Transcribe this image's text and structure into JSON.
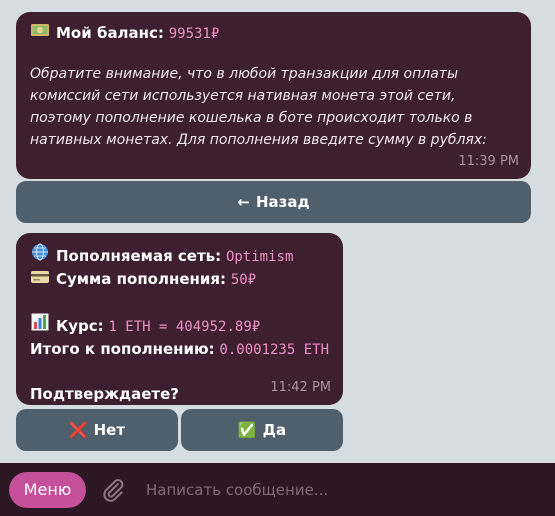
{
  "msg1": {
    "balance_label": "Мой баланс:",
    "balance_value": "99531₽",
    "notice": "Обратите внимание, что в любой транзакции для оплаты комиссий сети используется нативная монета этой сети, поэтому пополнение кошелька в боте происходит только в нативных монетах. Для пополнения введите сумму в рублях:",
    "time": "11:39 PM"
  },
  "back_button": {
    "label": "Назад",
    "icon": "←"
  },
  "msg2": {
    "network_label": "Пополняемая сеть:",
    "network_value": "Optimism",
    "amount_label": "Сумма пополнения:",
    "amount_value": "50₽",
    "rate_label": "Курс:",
    "rate_value": "1 ETH = 404952.89₽",
    "total_label": "Итого к пополнению:",
    "total_value": "0.0001235 ETH",
    "question": "Подтверждаете?",
    "time": "11:42 PM"
  },
  "no_button": {
    "label": "Нет",
    "icon": "❌"
  },
  "yes_button": {
    "label": "Да",
    "icon": "✅"
  },
  "composer": {
    "menu_label": "Меню",
    "placeholder": "Написать сообщение..."
  },
  "colors": {
    "bubble": "#3d1f2f",
    "accent": "#c54f9b",
    "mono_text": "#f08fc8",
    "keyboard_button": "#4f5f6c",
    "background": "#d5dde2"
  }
}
####
**Written task**
Transcribe each entry precisely as given, leaving the pictures out.

**Response to the task**
Transcribe this image's text and structure into JSON.
{
  "msg1": {
    "balance_label": "Мой баланс:",
    "balance_value": "99531₽",
    "notice": "Обратите внимание, что в любой транзакции для оплаты комиссий сети используется нативная монета этой сети, поэтому пополнение кошелька в боте происходит только в нативных монетах. Для пополнения введите сумму в рублях:",
    "time": "11:39 PM"
  },
  "back_button": {
    "label": "Назад",
    "icon": "←"
  },
  "msg2": {
    "network_label": "Пополняемая сеть:",
    "network_value": "Optimism",
    "amount_label": "Сумма пополнения:",
    "amount_value": "50₽",
    "rate_label": "Курс:",
    "rate_value": "1 ETH = 404952.89₽",
    "total_label": "Итого к пополнению:",
    "total_value": "0.0001235 ETH",
    "question": "Подтверждаете?",
    "time": "11:42 PM"
  },
  "no_button": {
    "label": "Нет",
    "icon": "❌"
  },
  "yes_button": {
    "label": "Да",
    "icon": "✅"
  },
  "composer": {
    "menu_label": "Меню",
    "placeholder": "Написать сообщение..."
  },
  "colors": {
    "bubble": "#3d1f2f",
    "accent": "#c54f9b",
    "mono_text": "#f08fc8",
    "keyboard_button": "#4f5f6c",
    "background": "#d5dde2"
  }
}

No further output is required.